**WHAT YOU ARE ASKED TO DO**
All of the records below should be output exactly.
━━━ SOURCE MATERIAL ━━━
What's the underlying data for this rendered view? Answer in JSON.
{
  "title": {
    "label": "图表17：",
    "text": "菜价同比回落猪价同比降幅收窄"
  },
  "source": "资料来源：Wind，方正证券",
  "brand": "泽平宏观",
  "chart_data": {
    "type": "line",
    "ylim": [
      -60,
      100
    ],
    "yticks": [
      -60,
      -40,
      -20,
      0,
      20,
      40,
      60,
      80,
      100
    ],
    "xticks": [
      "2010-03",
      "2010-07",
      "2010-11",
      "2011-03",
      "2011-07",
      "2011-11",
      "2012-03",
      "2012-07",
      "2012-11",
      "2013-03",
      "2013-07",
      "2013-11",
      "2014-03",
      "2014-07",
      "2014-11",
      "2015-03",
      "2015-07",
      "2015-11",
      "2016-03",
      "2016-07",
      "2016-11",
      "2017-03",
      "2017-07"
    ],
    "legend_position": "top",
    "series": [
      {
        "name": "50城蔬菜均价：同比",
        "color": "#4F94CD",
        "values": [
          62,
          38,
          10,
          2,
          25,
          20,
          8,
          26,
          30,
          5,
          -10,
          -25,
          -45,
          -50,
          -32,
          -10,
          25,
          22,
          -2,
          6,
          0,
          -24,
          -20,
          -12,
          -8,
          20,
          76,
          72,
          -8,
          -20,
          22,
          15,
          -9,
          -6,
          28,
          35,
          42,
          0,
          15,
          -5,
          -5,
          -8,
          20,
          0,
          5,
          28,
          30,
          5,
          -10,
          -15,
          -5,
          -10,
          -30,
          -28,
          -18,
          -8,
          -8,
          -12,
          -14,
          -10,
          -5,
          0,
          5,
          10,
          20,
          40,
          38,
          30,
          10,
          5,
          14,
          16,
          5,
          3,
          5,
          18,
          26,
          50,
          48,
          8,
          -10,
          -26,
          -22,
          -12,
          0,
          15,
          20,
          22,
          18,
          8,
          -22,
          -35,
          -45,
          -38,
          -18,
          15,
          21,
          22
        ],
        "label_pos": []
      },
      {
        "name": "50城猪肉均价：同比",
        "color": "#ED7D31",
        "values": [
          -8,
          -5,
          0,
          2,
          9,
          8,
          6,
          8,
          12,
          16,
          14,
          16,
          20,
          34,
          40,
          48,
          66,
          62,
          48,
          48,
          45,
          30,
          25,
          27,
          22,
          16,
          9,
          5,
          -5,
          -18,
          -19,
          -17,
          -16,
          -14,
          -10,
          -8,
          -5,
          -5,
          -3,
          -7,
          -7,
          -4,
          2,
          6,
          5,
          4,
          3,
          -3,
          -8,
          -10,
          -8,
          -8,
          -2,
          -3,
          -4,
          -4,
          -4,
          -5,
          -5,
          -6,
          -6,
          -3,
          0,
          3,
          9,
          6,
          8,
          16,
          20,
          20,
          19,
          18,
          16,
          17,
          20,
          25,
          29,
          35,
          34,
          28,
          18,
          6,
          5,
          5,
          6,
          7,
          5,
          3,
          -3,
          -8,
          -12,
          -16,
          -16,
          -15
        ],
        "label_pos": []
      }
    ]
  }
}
━━━
**TASK SOLUTION**
What's the underlying data for this rendered view? Answer in JSON.
{
  "title": {
    "label": "图表17：",
    "text": "菜价同比回落猪价同比降幅收窄"
  },
  "source": "资料来源：Wind，方正证券",
  "brand": "泽平宏观",
  "chart_data": {
    "type": "line",
    "ylim": [
      -60,
      100
    ],
    "yticks": [
      -60,
      -40,
      -20,
      0,
      20,
      40,
      60,
      80,
      100
    ],
    "xticks": [
      "2010-03",
      "2010-07",
      "2010-11",
      "2011-03",
      "2011-07",
      "2011-11",
      "2012-03",
      "2012-07",
      "2012-11",
      "2013-03",
      "2013-07",
      "2013-11",
      "2014-03",
      "2014-07",
      "2014-11",
      "2015-03",
      "2015-07",
      "2015-11",
      "2016-03",
      "2016-07",
      "2016-11",
      "2017-03",
      "2017-07"
    ],
    "legend_position": "top",
    "series": [
      {
        "name": "50城蔬菜均价：同比",
        "color": "#4F94CD",
        "values": [
          62,
          38,
          10,
          2,
          25,
          20,
          8,
          26,
          30,
          5,
          -10,
          -25,
          -45,
          -50,
          -32,
          -10,
          25,
          22,
          -2,
          6,
          0,
          -24,
          -20,
          -12,
          -8,
          20,
          76,
          72,
          -8,
          -20,
          22,
          15,
          -9,
          -6,
          28,
          35,
          42,
          0,
          15,
          -5,
          -5,
          -8,
          20,
          0,
          5,
          28,
          30,
          5,
          -10,
          -15,
          -5,
          -10,
          -30,
          -28,
          -18,
          -8,
          -8,
          -12,
          -14,
          -10,
          -5,
          0,
          5,
          10,
          20,
          40,
          38,
          30,
          10,
          5,
          14,
          16,
          5,
          3,
          5,
          18,
          26,
          50,
          48,
          8,
          -10,
          -26,
          -22,
          -12,
          0,
          15,
          20,
          22,
          18,
          8,
          -22,
          -35,
          -45,
          -38,
          -18,
          15,
          21,
          22
        ],
        "label_pos": []
      },
      {
        "name": "50城猪肉均价：同比",
        "color": "#ED7D31",
        "values": [
          -8,
          -5,
          0,
          2,
          9,
          8,
          6,
          8,
          12,
          16,
          14,
          16,
          20,
          34,
          40,
          48,
          66,
          62,
          48,
          48,
          45,
          30,
          25,
          27,
          22,
          16,
          9,
          5,
          -5,
          -18,
          -19,
          -17,
          -16,
          -14,
          -10,
          -8,
          -5,
          -5,
          -3,
          -7,
          -7,
          -4,
          2,
          6,
          5,
          4,
          3,
          -3,
          -8,
          -10,
          -8,
          -8,
          -2,
          -3,
          -4,
          -4,
          -4,
          -5,
          -5,
          -6,
          -6,
          -3,
          0,
          3,
          9,
          6,
          8,
          16,
          20,
          20,
          19,
          18,
          16,
          17,
          20,
          25,
          29,
          35,
          34,
          28,
          18,
          6,
          5,
          5,
          6,
          7,
          5,
          3,
          -3,
          -8,
          -12,
          -16,
          -16,
          -15
        ],
        "label_pos": []
      }
    ]
  }
}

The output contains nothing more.